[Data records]
>> start

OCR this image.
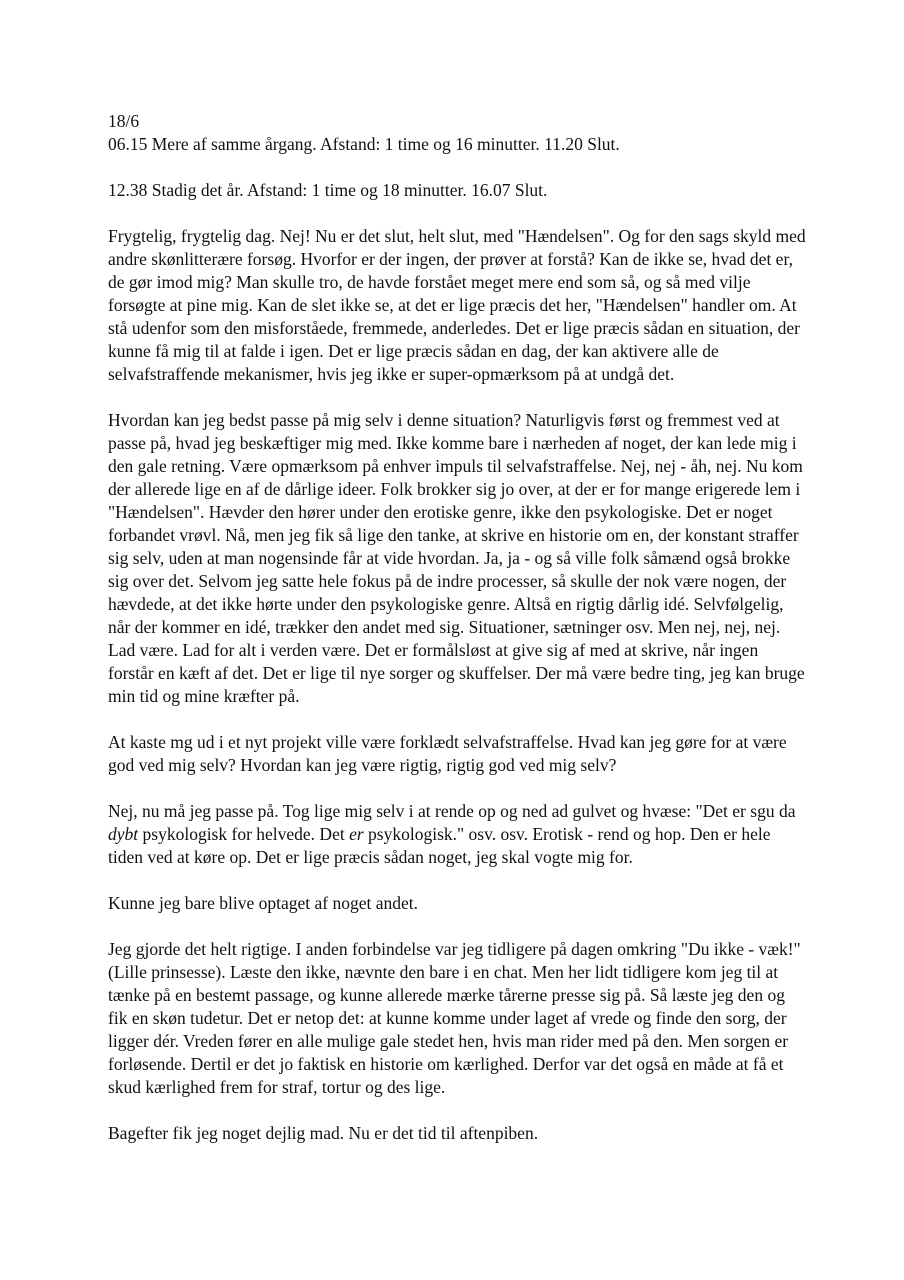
18/6

06.15 Mere af samme årgang. Afstand: 1 time og 16 minutter. 11.20 Slut.

12.38 Stadig det år. Afstand: 1 time og 18 minutter. 16.07 Slut.

Frygtelig, frygtelig dag. Nej! Nu er det slut, helt slut, med "Hændelsen". Og for den sags skyld med andre skønlitterære forsøg. Hvorfor er der ingen, der prøver at forstå? Kan de ikke se, hvad det er, de gør imod mig? Man skulle tro, de havde forstået meget mere end som så, og så med vilje forsøgte at pine mig. Kan de slet ikke se, at det er lige præcis det her, "Hændelsen" handler om. At stå udenfor som den misforståede, fremmede, anderledes. Det er lige præcis sådan en situation, der kunne få mig til at falde i igen. Det er lige præcis sådan en dag, der kan aktivere alle de selvafstraffende mekanismer, hvis jeg ikke er super-opmærksom på at undgå det.

Hvordan kan jeg bedst passe på mig selv i denne situation? Naturligvis først og fremmest ved at passe på, hvad jeg beskæftiger mig med. Ikke komme bare i nærheden af noget, der kan lede mig i den gale retning. Være opmærksom på enhver impuls til selvafstraffelse. Nej, nej - åh, nej. Nu kom der allerede lige en af de dårlige ideer. Folk brokker sig jo over, at der er for mange erigerede lem i "Hændelsen". Hævder den hører under den erotiske genre, ikke den psykologiske. Det er noget forbandet vrøvl. Nå, men jeg fik så lige den tanke, at skrive en historie om en, der konstant straffer sig selv, uden at man nogensinde får at vide hvordan. Ja, ja - og så ville folk såmænd også brokke sig over det. Selvom jeg satte hele fokus på de indre processer, så skulle der nok være nogen, der hævdede, at det ikke hørte under den psykologiske genre. Altså en rigtig dårlig idé. Selvfølgelig, når der kommer en idé, trækker den andet med sig. Situationer, sætninger osv. Men nej, nej, nej. Lad være. Lad for alt i verden være. Det er formålsløst at give sig af med at skrive, når ingen forstår en kæft af det. Det er lige til nye sorger og skuffelser. Der må være bedre ting, jeg kan bruge min tid og mine kræfter på.

At kaste mg ud i et nyt projekt ville være forklædt selvafstraffelse. Hvad kan jeg gøre for at være god ved mig selv? Hvordan kan jeg være rigtig, rigtig god ved mig selv?

Nej, nu må jeg passe på. Tog lige mig selv i at rende op og ned ad gulvet og hvæse: "Det er sgu da dybt psykologisk for helvede. Det er psykologisk." osv. osv. Erotisk - rend og hop. Den er hele tiden ved at køre op. Det er lige præcis sådan noget, jeg skal vogte mig for.

Kunne jeg bare blive optaget af noget andet.

Jeg gjorde det helt rigtige. I anden forbindelse var jeg tidligere på dagen omkring "Du ikke - væk!" (Lille prinsesse). Læste den ikke, nævnte den bare i en chat. Men her lidt tidligere kom jeg til at tænke på en bestemt passage, og kunne allerede mærke tårerne presse sig på. Så læste jeg den og fik en skøn tudetur. Det er netop det: at kunne komme under laget af vrede og finde den sorg, der ligger dér. Vreden fører en alle mulige gale stedet hen, hvis man rider med på den. Men sorgen er forløsende. Dertil er det jo faktisk en historie om kærlighed. Derfor var det også en måde at få et skud kærlighed frem for straf, tortur og des lige.

Bagefter fik jeg noget dejlig mad. Nu er det tid til aftenpiben.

>> end

▸ Exercise instructions: Look back over the material above and state how many lines hold the word "Afstand". Write the number and nothing else.

▸ Final answer: 2